-- Required work --
Restate the records below word for word.
═════ Material shown ═════
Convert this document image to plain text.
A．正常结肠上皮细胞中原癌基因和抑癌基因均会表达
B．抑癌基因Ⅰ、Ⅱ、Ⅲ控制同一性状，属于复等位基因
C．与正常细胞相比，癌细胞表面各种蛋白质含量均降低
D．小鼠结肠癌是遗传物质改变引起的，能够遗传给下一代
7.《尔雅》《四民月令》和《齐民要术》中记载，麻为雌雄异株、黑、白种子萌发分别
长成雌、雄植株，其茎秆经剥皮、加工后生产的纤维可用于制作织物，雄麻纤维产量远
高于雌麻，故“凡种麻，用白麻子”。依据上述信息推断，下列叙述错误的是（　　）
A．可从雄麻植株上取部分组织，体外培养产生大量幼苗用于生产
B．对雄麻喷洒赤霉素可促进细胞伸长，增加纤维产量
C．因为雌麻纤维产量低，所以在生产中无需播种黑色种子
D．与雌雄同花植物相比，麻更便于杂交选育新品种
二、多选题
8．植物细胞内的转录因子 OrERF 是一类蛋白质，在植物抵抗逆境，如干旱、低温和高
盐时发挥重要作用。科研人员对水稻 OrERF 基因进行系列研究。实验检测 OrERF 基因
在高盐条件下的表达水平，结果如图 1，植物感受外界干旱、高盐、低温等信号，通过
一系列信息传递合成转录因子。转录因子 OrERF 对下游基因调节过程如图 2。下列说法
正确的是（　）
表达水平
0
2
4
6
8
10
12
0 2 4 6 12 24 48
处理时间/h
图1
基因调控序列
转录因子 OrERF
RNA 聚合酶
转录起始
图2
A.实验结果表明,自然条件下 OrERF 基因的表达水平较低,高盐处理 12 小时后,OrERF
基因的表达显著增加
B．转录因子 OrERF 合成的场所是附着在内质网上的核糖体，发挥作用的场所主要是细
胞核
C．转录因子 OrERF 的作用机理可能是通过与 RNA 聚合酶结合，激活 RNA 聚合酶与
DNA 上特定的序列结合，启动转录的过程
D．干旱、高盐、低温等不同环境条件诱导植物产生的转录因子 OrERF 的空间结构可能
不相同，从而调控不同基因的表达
═════
-- The reply --
Convert this document image to plain text.
A．正常结肠上皮细胞中原癌基因和抑癌基因均会表达
B．抑癌基因Ⅰ、Ⅱ、Ⅲ控制同一性状，属于复等位基因
C．与正常细胞相比，癌细胞表面各种蛋白质含量均降低
D．小鼠结肠癌是遗传物质改变引起的，能够遗传给下一代
7.《尔雅》《四民月令》和《齐民要术》中记载，麻为雌雄异株、黑、白种子萌发分别
长成雌、雄植株，其茎秆经剥皮、加工后生产的纤维可用于制作织物，雄麻纤维产量远
高于雌麻，故“凡种麻，用白麻子”。依据上述信息推断，下列叙述错误的是（　　）
A．可从雄麻植株上取部分组织，体外培养产生大量幼苗用于生产
B．对雄麻喷洒赤霉素可促进细胞伸长，增加纤维产量
C．因为雌麻纤维产量低，所以在生产中无需播种黑色种子
D．与雌雄同花植物相比，麻更便于杂交选育新品种
二、多选题
8．植物细胞内的转录因子 OrERF 是一类蛋白质，在植物抵抗逆境，如干旱、低温和高
盐时发挥重要作用。科研人员对水稻 OrERF 基因进行系列研究。实验检测 OrERF 基因
在高盐条件下的表达水平，结果如图 1，植物感受外界干旱、高盐、低温等信号，通过
一系列信息传递合成转录因子。转录因子 OrERF 对下游基因调节过程如图 2。下列说法
正确的是（　）
表达水平
0
2
4
6
8
10
12
0 2 4 6 12 24 48
处理时间/h
图1
基因调控序列
转录因子 OrERF
RNA 聚合酶
转录起始
图2
A.实验结果表明,自然条件下 OrERF 基因的表达水平较低,高盐处理 12 小时后,OrERF
基因的表达显著增加
B．转录因子 OrERF 合成的场所是附着在内质网上的核糖体，发挥作用的场所主要是细
胞核
C．转录因子 OrERF 的作用机理可能是通过与 RNA 聚合酶结合，激活 RNA 聚合酶与
DNA 上特定的序列结合，启动转录的过程
D．干旱、高盐、低温等不同环境条件诱导植物产生的转录因子 OrERF 的空间结构可能
不相同，从而调控不同基因的表达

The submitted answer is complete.